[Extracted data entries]
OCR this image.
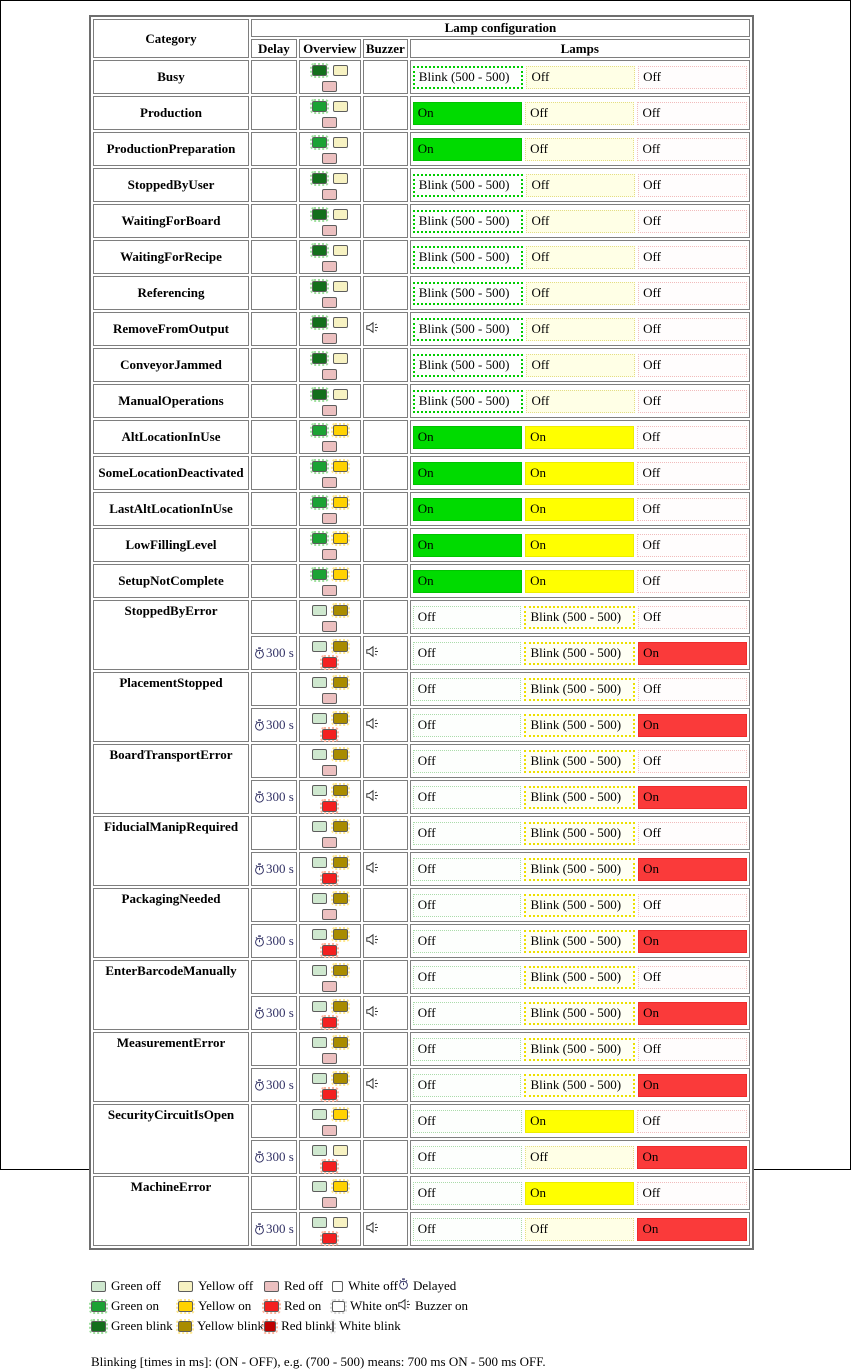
Category	Lamp configuration			
	Delay	Overview	Buzzer	Lamps
Busy				Blink (500 - 500) Off Off

Production				On Off Off

ProductionPreparation				On Off Off

StoppedByUser				Blink (500 - 500) Off Off

WaitingForBoard				Blink (500 - 500) Off Off

WaitingForRecipe				Blink (500 - 500) Off Off

Referencing				Blink (500 - 500) Off Off

RemoveFromOutput				Blink (500 - 500) Off Off

ConveyorJammed				Blink (500 - 500) Off Off

ManualOperations				Blink (500 - 500) Off Off

AltLocationInUse				On On Off

SomeLocationDeactivated				On On Off

LastAltLocationInUse				On On Off

LowFillingLevel				On On Off

SetupNotComplete				On On Off

StoppedByError				Off Blink (500 - 500) Off

	300 s			Off Blink (500 - 500) On

PlacementStopped				Off Blink (500 - 500) Off

	300 s			Off Blink (500 - 500) On

BoardTransportError				Off Blink (500 - 500) Off

	300 s			Off Blink (500 - 500) On

FiducialManipRequired				Off Blink (500 - 500) Off

	300 s			Off Blink (500 - 500) On

PackagingNeeded				Off Blink (500 - 500) Off

	300 s			Off Blink (500 - 500) On

EnterBarcodeManually				Off Blink (500 - 500) Off

	300 s			Off Blink (500 - 500) On

MeasurementError				Off Blink (500 - 500) Off

	300 s			Off Blink (500 - 500) On

SecurityCircuitIsOpen				Off On Off

	300 s			Off Off On

MachineError				Off On Off

	300 s			Off Off On
Green off	Yellow off Red off White off Delayed
Green on	Yellow on	Red on White on Buzzer on
Green blink Yellow blink Red blink White blink
Blinking [times in ms]: (ON - OFF), e.g. (700 - 500) means: 700 ms ON - 500 ms OFF.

# [REQUIREMENTS]
Give back all entries exactly. No pictures belong in the copy.

# [SOLUTION FOR THIS PROBLEM]
OCR this image.
Category	Lamp configuration			
	Delay	Overview	Buzzer	Lamps
Busy				Blink (500 - 500) Off Off

Production				On Off Off

ProductionPreparation				On Off Off

StoppedByUser				Blink (500 - 500) Off Off

WaitingForBoard				Blink (500 - 500) Off Off

WaitingForRecipe				Blink (500 - 500) Off Off

Referencing				Blink (500 - 500) Off Off

RemoveFromOutput				Blink (500 - 500) Off Off

ConveyorJammed				Blink (500 - 500) Off Off

ManualOperations				Blink (500 - 500) Off Off

AltLocationInUse				On On Off

SomeLocationDeactivated				On On Off

LastAltLocationInUse				On On Off

LowFillingLevel				On On Off

SetupNotComplete				On On Off

StoppedByError				Off Blink (500 - 500) Off

	300 s			Off Blink (500 - 500) On

PlacementStopped				Off Blink (500 - 500) Off

	300 s			Off Blink (500 - 500) On

BoardTransportError				Off Blink (500 - 500) Off

	300 s			Off Blink (500 - 500) On

FiducialManipRequired				Off Blink (500 - 500) Off

	300 s			Off Blink (500 - 500) On

PackagingNeeded				Off Blink (500 - 500) Off

	300 s			Off Blink (500 - 500) On

EnterBarcodeManually				Off Blink (500 - 500) Off

	300 s			Off Blink (500 - 500) On

MeasurementError				Off Blink (500 - 500) Off

	300 s			Off Blink (500 - 500) On

SecurityCircuitIsOpen				Off On Off

	300 s			Off Off On

MachineError				Off On Off

	300 s			Off Off On
Green off	Yellow off Red off White off Delayed
Green on	Yellow on	Red on White on Buzzer on
Green blink Yellow blink Red blink White blink
Blinking [times in ms]: (ON - OFF), e.g. (700 - 500) means: 700 ms ON - 500 ms OFF.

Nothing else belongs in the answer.